_Task requirements_. Write out each line of the listing as it stands, without the images.

▬▬▬▬▬▬

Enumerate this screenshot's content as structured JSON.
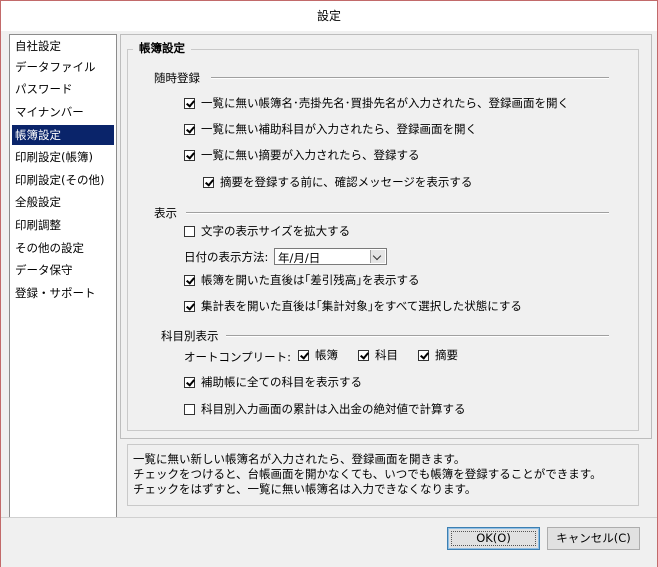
{
  "window": {
    "title": "設定"
  },
  "sidebar": {
    "items": [
      {
        "label": "自社設定"
      },
      {
        "label": "データファイル"
      },
      {
        "label": "パスワード"
      },
      {
        "label": "マイナンバー"
      },
      {
        "label": "帳簿設定",
        "selected": true
      },
      {
        "label": "印刷設定(帳簿)"
      },
      {
        "label": "印刷設定(その他)"
      },
      {
        "label": "全般設定"
      },
      {
        "label": "印刷調整"
      },
      {
        "label": "その他の設定"
      },
      {
        "label": "データ保守"
      },
      {
        "label": "登録・サポート"
      }
    ]
  },
  "panel": {
    "title": "帳簿設定",
    "auto_register": {
      "label": "随時登録",
      "items": [
        {
          "label": "一覧に無い帳簿名･売掛先名･買掛先名が入力されたら、登録画面を開く",
          "checked": true
        },
        {
          "label": "一覧に無い補助科目が入力されたら、登録画面を開く",
          "checked": true
        },
        {
          "label": "一覧に無い摘要が入力されたら、登録する",
          "checked": true
        },
        {
          "label": "摘要を登録する前に、確認メッセージを表示する",
          "checked": true
        }
      ]
    },
    "display": {
      "label": "表示",
      "enlarge_text": {
        "label": "文字の表示サイズを拡大する",
        "checked": false
      },
      "date_format_label": "日付の表示方法:",
      "date_format_value": "年/月/日",
      "show_balance": {
        "label": "帳簿を開いた直後は｢差引残高｣を表示する",
        "checked": true
      },
      "select_all": {
        "label": "集計表を開いた直後は｢集計対象｣をすべて選択した状態にする",
        "checked": true
      }
    },
    "by_account": {
      "label": "科目別表示",
      "autocomplete_label": "オートコンプリート:",
      "autocomplete": [
        {
          "label": "帳簿",
          "checked": true
        },
        {
          "label": "科目",
          "checked": true
        },
        {
          "label": "摘要",
          "checked": true
        }
      ],
      "show_all_accounts": {
        "label": "補助帳に全ての科目を表示する",
        "checked": true
      },
      "absolute_total": {
        "label": "科目別入力画面の累計は入出金の絶対値で計算する",
        "checked": false
      }
    }
  },
  "description": {
    "lines": [
      "一覧に無い新しい帳簿名が入力されたら、登録画面を開きます。",
      "チェックをつけると、台帳画面を開かなくても、いつでも帳簿を登録することができます。",
      "チェックをはずすと、一覧に無い帳簿名は入力できなくなります。"
    ]
  },
  "buttons": {
    "ok": "OK(O)",
    "cancel": "キャンセル(C)"
  }
}
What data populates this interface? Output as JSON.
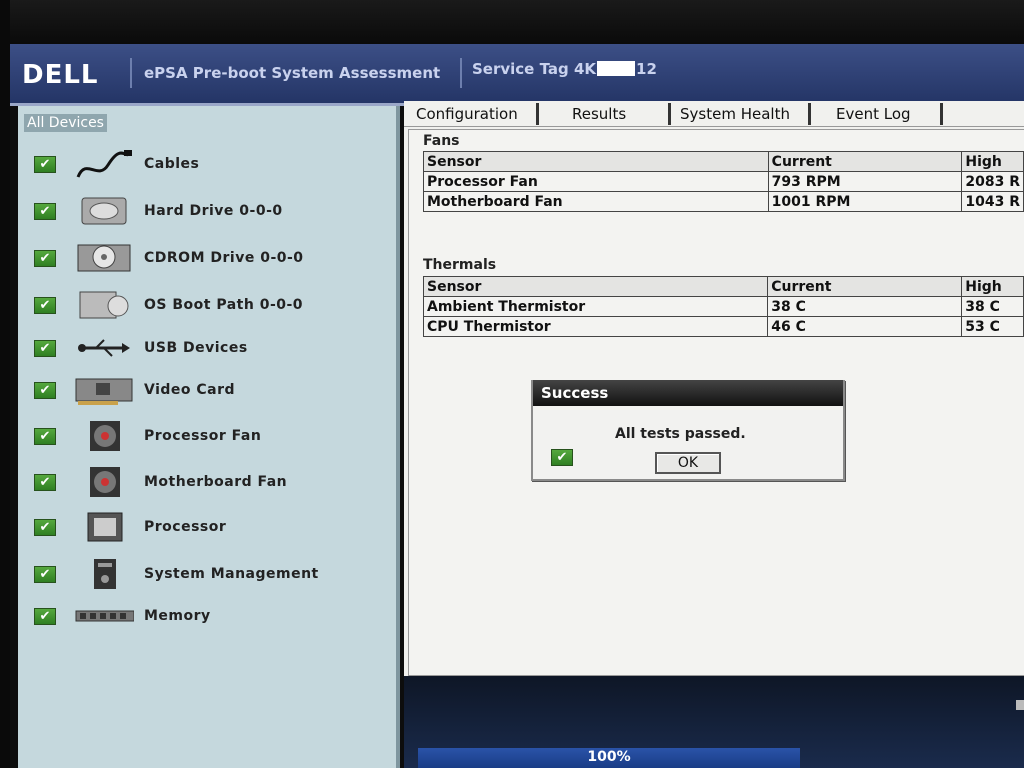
{
  "header": {
    "logo": "DELL",
    "title": "ePSA Pre-boot System Assessment",
    "service_tag_prefix": "Service Tag 4K",
    "service_tag_suffix": "12"
  },
  "sidebar": {
    "title": "All Devices",
    "devices": [
      {
        "label": "Cables",
        "icon": "cable-icon"
      },
      {
        "label": "Hard Drive 0-0-0",
        "icon": "hard-drive-icon"
      },
      {
        "label": "CDROM Drive 0-0-0",
        "icon": "cdrom-icon"
      },
      {
        "label": "OS Boot Path 0-0-0",
        "icon": "boot-path-icon"
      },
      {
        "label": "USB Devices",
        "icon": "usb-icon"
      },
      {
        "label": "Video Card",
        "icon": "video-card-icon"
      },
      {
        "label": "Processor Fan",
        "icon": "fan-icon"
      },
      {
        "label": "Motherboard Fan",
        "icon": "fan-icon"
      },
      {
        "label": "Processor",
        "icon": "processor-icon"
      },
      {
        "label": "System Management",
        "icon": "system-management-icon"
      },
      {
        "label": "Memory",
        "icon": "memory-icon"
      }
    ]
  },
  "tabs": [
    "Configuration",
    "Results",
    "System Health",
    "Event Log"
  ],
  "fans": {
    "title": "Fans",
    "headers": [
      "Sensor",
      "Current",
      "High"
    ],
    "rows": [
      [
        "Processor Fan",
        "793 RPM",
        "2083 R"
      ],
      [
        "Motherboard Fan",
        "1001 RPM",
        "1043 R"
      ]
    ]
  },
  "thermals": {
    "title": "Thermals",
    "headers": [
      "Sensor",
      "Current",
      "High"
    ],
    "rows": [
      [
        "Ambient Thermistor",
        "38 C",
        "38 C"
      ],
      [
        "CPU Thermistor",
        "46 C",
        "53 C"
      ]
    ]
  },
  "dialog": {
    "title": "Success",
    "message": "All tests passed.",
    "ok_label": "OK"
  },
  "progress": {
    "label": "100%",
    "value": 1.0
  },
  "colors": {
    "header": "#2f4178",
    "sidebar": "#c5d8dd",
    "check": "#3f9530"
  }
}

▬▬▬▬▬▬

_Answer for this exercise_.
Enumerate this screenshot's content as structured JSON.
{
  "window": {
    "title": "設定"
  },
  "sidebar": {
    "items": [
      {
        "label": "自社設定"
      },
      {
        "label": "データファイル"
      },
      {
        "label": "パスワード"
      },
      {
        "label": "マイナンバー"
      },
      {
        "label": "帳簿設定",
        "selected": true
      },
      {
        "label": "印刷設定(帳簿)"
      },
      {
        "label": "印刷設定(その他)"
      },
      {
        "label": "全般設定"
      },
      {
        "label": "印刷調整"
      },
      {
        "label": "その他の設定"
      },
      {
        "label": "データ保守"
      },
      {
        "label": "登録・サポート"
      }
    ]
  },
  "panel": {
    "title": "帳簿設定",
    "auto_register": {
      "label": "随時登録",
      "items": [
        {
          "label": "一覧に無い帳簿名･売掛先名･買掛先名が入力されたら、登録画面を開く",
          "checked": true
        },
        {
          "label": "一覧に無い補助科目が入力されたら、登録画面を開く",
          "checked": true
        },
        {
          "label": "一覧に無い摘要が入力されたら、登録する",
          "checked": true
        },
        {
          "label": "摘要を登録する前に、確認メッセージを表示する",
          "checked": true
        }
      ]
    },
    "display": {
      "label": "表示",
      "enlarge_text": {
        "label": "文字の表示サイズを拡大する",
        "checked": false
      },
      "date_format_label": "日付の表示方法:",
      "date_format_value": "年/月/日",
      "show_balance": {
        "label": "帳簿を開いた直後は｢差引残高｣を表示する",
        "checked": true
      },
      "select_all": {
        "label": "集計表を開いた直後は｢集計対象｣をすべて選択した状態にする",
        "checked": true
      }
    },
    "by_account": {
      "label": "科目別表示",
      "autocomplete_label": "オートコンプリート:",
      "autocomplete": [
        {
          "label": "帳簿",
          "checked": true
        },
        {
          "label": "科目",
          "checked": true
        },
        {
          "label": "摘要",
          "checked": true
        }
      ],
      "show_all_accounts": {
        "label": "補助帳に全ての科目を表示する",
        "checked": true
      },
      "absolute_total": {
        "label": "科目別入力画面の累計は入出金の絶対値で計算する",
        "checked": false
      }
    }
  },
  "description": {
    "lines": [
      "一覧に無い新しい帳簿名が入力されたら、登録画面を開きます。",
      "チェックをつけると、台帳画面を開かなくても、いつでも帳簿を登録することができます。",
      "チェックをはずすと、一覧に無い帳簿名は入力できなくなります。"
    ]
  },
  "buttons": {
    "ok": "OK(O)",
    "cancel": "キャンセル(C)"
  }
}
What data populates this interface? Output as JSON.
{
  "header": {
    "logo": "DELL",
    "title": "ePSA Pre-boot System Assessment",
    "service_tag_prefix": "Service Tag 4K",
    "service_tag_suffix": "12"
  },
  "sidebar": {
    "title": "All Devices",
    "devices": [
      {
        "label": "Cables",
        "icon": "cable-icon"
      },
      {
        "label": "Hard Drive 0-0-0",
        "icon": "hard-drive-icon"
      },
      {
        "label": "CDROM Drive 0-0-0",
        "icon": "cdrom-icon"
      },
      {
        "label": "OS Boot Path 0-0-0",
        "icon": "boot-path-icon"
      },
      {
        "label": "USB Devices",
        "icon": "usb-icon"
      },
      {
        "label": "Video Card",
        "icon": "video-card-icon"
      },
      {
        "label": "Processor Fan",
        "icon": "fan-icon"
      },
      {
        "label": "Motherboard Fan",
        "icon": "fan-icon"
      },
      {
        "label": "Processor",
        "icon": "processor-icon"
      },
      {
        "label": "System Management",
        "icon": "system-management-icon"
      },
      {
        "label": "Memory",
        "icon": "memory-icon"
      }
    ]
  },
  "tabs": [
    "Configuration",
    "Results",
    "System Health",
    "Event Log"
  ],
  "fans": {
    "title": "Fans",
    "headers": [
      "Sensor",
      "Current",
      "High"
    ],
    "rows": [
      [
        "Processor Fan",
        "793 RPM",
        "2083 R"
      ],
      [
        "Motherboard Fan",
        "1001 RPM",
        "1043 R"
      ]
    ]
  },
  "thermals": {
    "title": "Thermals",
    "headers": [
      "Sensor",
      "Current",
      "High"
    ],
    "rows": [
      [
        "Ambient Thermistor",
        "38 C",
        "38 C"
      ],
      [
        "CPU Thermistor",
        "46 C",
        "53 C"
      ]
    ]
  },
  "dialog": {
    "title": "Success",
    "message": "All tests passed.",
    "ok_label": "OK"
  },
  "progress": {
    "label": "100%",
    "value": 1.0
  },
  "colors": {
    "header": "#2f4178",
    "sidebar": "#c5d8dd",
    "check": "#3f9530"
  }
}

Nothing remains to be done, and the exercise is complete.